#### Data to use ####

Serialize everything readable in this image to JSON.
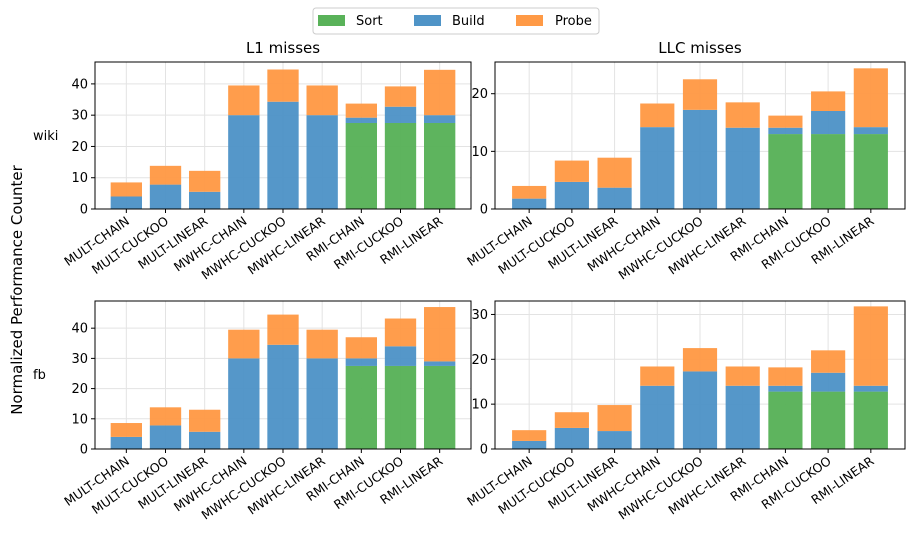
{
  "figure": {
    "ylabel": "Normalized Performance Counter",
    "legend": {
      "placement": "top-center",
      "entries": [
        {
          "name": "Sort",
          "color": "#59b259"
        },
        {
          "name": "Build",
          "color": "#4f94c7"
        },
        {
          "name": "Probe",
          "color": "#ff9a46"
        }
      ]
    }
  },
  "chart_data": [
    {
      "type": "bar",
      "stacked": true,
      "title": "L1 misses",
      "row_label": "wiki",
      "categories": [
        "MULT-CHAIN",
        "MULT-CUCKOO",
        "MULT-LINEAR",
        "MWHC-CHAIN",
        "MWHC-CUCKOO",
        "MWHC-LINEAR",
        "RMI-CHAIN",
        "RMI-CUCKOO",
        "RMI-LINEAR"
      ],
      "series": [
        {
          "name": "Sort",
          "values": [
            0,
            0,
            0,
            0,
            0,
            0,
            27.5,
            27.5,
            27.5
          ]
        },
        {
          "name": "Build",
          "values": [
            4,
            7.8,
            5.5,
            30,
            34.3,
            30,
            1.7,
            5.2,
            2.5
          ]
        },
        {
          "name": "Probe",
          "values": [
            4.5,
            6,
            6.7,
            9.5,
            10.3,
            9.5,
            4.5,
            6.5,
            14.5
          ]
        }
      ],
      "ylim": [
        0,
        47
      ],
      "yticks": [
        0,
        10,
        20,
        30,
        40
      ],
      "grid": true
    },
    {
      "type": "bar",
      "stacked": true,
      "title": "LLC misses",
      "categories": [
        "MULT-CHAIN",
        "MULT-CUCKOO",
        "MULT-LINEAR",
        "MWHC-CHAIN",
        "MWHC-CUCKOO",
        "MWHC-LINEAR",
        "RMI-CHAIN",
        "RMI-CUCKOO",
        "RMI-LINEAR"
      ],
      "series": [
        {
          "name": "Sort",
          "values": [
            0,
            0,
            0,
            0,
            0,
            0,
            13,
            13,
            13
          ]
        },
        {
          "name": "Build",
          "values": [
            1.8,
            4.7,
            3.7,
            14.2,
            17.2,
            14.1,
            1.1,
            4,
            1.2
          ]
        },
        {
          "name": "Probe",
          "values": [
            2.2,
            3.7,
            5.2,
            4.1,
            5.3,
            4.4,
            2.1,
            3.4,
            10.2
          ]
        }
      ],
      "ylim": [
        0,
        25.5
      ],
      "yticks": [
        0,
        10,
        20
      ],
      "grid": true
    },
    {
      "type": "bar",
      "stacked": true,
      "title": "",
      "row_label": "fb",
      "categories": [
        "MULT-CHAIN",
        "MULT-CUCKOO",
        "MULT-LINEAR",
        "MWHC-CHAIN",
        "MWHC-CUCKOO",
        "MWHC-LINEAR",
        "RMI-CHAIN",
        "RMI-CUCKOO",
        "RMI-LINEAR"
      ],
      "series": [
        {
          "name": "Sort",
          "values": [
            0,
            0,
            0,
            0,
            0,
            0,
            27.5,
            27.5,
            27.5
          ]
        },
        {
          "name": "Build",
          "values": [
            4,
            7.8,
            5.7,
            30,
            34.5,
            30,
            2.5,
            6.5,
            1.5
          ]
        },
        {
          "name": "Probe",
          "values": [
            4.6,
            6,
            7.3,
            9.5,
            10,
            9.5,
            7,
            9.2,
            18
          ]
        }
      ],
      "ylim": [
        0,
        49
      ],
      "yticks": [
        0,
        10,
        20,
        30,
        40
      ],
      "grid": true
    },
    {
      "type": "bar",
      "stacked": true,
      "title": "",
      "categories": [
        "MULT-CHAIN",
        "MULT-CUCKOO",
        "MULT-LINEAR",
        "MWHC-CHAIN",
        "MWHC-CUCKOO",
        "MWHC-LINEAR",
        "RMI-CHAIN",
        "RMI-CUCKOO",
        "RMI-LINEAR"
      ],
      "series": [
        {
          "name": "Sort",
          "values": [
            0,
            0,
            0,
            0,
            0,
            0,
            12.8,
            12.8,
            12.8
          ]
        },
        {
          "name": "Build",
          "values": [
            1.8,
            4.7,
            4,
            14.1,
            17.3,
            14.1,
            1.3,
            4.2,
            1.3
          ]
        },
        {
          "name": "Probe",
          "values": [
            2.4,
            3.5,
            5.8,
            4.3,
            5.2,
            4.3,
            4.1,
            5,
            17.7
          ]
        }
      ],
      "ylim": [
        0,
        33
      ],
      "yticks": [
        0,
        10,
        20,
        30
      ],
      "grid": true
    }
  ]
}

####

● **Requirements**:
All records must be output exactly as they are, except for the pictures, which are left out.

● **Response**:
Serialize everything readable in this image to JSON.
{
  "figure": {
    "ylabel": "Normalized Performance Counter",
    "legend": {
      "placement": "top-center",
      "entries": [
        {
          "name": "Sort",
          "color": "#59b259"
        },
        {
          "name": "Build",
          "color": "#4f94c7"
        },
        {
          "name": "Probe",
          "color": "#ff9a46"
        }
      ]
    }
  },
  "chart_data": [
    {
      "type": "bar",
      "stacked": true,
      "title": "L1 misses",
      "row_label": "wiki",
      "categories": [
        "MULT-CHAIN",
        "MULT-CUCKOO",
        "MULT-LINEAR",
        "MWHC-CHAIN",
        "MWHC-CUCKOO",
        "MWHC-LINEAR",
        "RMI-CHAIN",
        "RMI-CUCKOO",
        "RMI-LINEAR"
      ],
      "series": [
        {
          "name": "Sort",
          "values": [
            0,
            0,
            0,
            0,
            0,
            0,
            27.5,
            27.5,
            27.5
          ]
        },
        {
          "name": "Build",
          "values": [
            4,
            7.8,
            5.5,
            30,
            34.3,
            30,
            1.7,
            5.2,
            2.5
          ]
        },
        {
          "name": "Probe",
          "values": [
            4.5,
            6,
            6.7,
            9.5,
            10.3,
            9.5,
            4.5,
            6.5,
            14.5
          ]
        }
      ],
      "ylim": [
        0,
        47
      ],
      "yticks": [
        0,
        10,
        20,
        30,
        40
      ],
      "grid": true
    },
    {
      "type": "bar",
      "stacked": true,
      "title": "LLC misses",
      "categories": [
        "MULT-CHAIN",
        "MULT-CUCKOO",
        "MULT-LINEAR",
        "MWHC-CHAIN",
        "MWHC-CUCKOO",
        "MWHC-LINEAR",
        "RMI-CHAIN",
        "RMI-CUCKOO",
        "RMI-LINEAR"
      ],
      "series": [
        {
          "name": "Sort",
          "values": [
            0,
            0,
            0,
            0,
            0,
            0,
            13,
            13,
            13
          ]
        },
        {
          "name": "Build",
          "values": [
            1.8,
            4.7,
            3.7,
            14.2,
            17.2,
            14.1,
            1.1,
            4,
            1.2
          ]
        },
        {
          "name": "Probe",
          "values": [
            2.2,
            3.7,
            5.2,
            4.1,
            5.3,
            4.4,
            2.1,
            3.4,
            10.2
          ]
        }
      ],
      "ylim": [
        0,
        25.5
      ],
      "yticks": [
        0,
        10,
        20
      ],
      "grid": true
    },
    {
      "type": "bar",
      "stacked": true,
      "title": "",
      "row_label": "fb",
      "categories": [
        "MULT-CHAIN",
        "MULT-CUCKOO",
        "MULT-LINEAR",
        "MWHC-CHAIN",
        "MWHC-CUCKOO",
        "MWHC-LINEAR",
        "RMI-CHAIN",
        "RMI-CUCKOO",
        "RMI-LINEAR"
      ],
      "series": [
        {
          "name": "Sort",
          "values": [
            0,
            0,
            0,
            0,
            0,
            0,
            27.5,
            27.5,
            27.5
          ]
        },
        {
          "name": "Build",
          "values": [
            4,
            7.8,
            5.7,
            30,
            34.5,
            30,
            2.5,
            6.5,
            1.5
          ]
        },
        {
          "name": "Probe",
          "values": [
            4.6,
            6,
            7.3,
            9.5,
            10,
            9.5,
            7,
            9.2,
            18
          ]
        }
      ],
      "ylim": [
        0,
        49
      ],
      "yticks": [
        0,
        10,
        20,
        30,
        40
      ],
      "grid": true
    },
    {
      "type": "bar",
      "stacked": true,
      "title": "",
      "categories": [
        "MULT-CHAIN",
        "MULT-CUCKOO",
        "MULT-LINEAR",
        "MWHC-CHAIN",
        "MWHC-CUCKOO",
        "MWHC-LINEAR",
        "RMI-CHAIN",
        "RMI-CUCKOO",
        "RMI-LINEAR"
      ],
      "series": [
        {
          "name": "Sort",
          "values": [
            0,
            0,
            0,
            0,
            0,
            0,
            12.8,
            12.8,
            12.8
          ]
        },
        {
          "name": "Build",
          "values": [
            1.8,
            4.7,
            4,
            14.1,
            17.3,
            14.1,
            1.3,
            4.2,
            1.3
          ]
        },
        {
          "name": "Probe",
          "values": [
            2.4,
            3.5,
            5.8,
            4.3,
            5.2,
            4.3,
            4.1,
            5,
            17.7
          ]
        }
      ],
      "ylim": [
        0,
        33
      ],
      "yticks": [
        0,
        10,
        20,
        30
      ],
      "grid": true
    }
  ]
}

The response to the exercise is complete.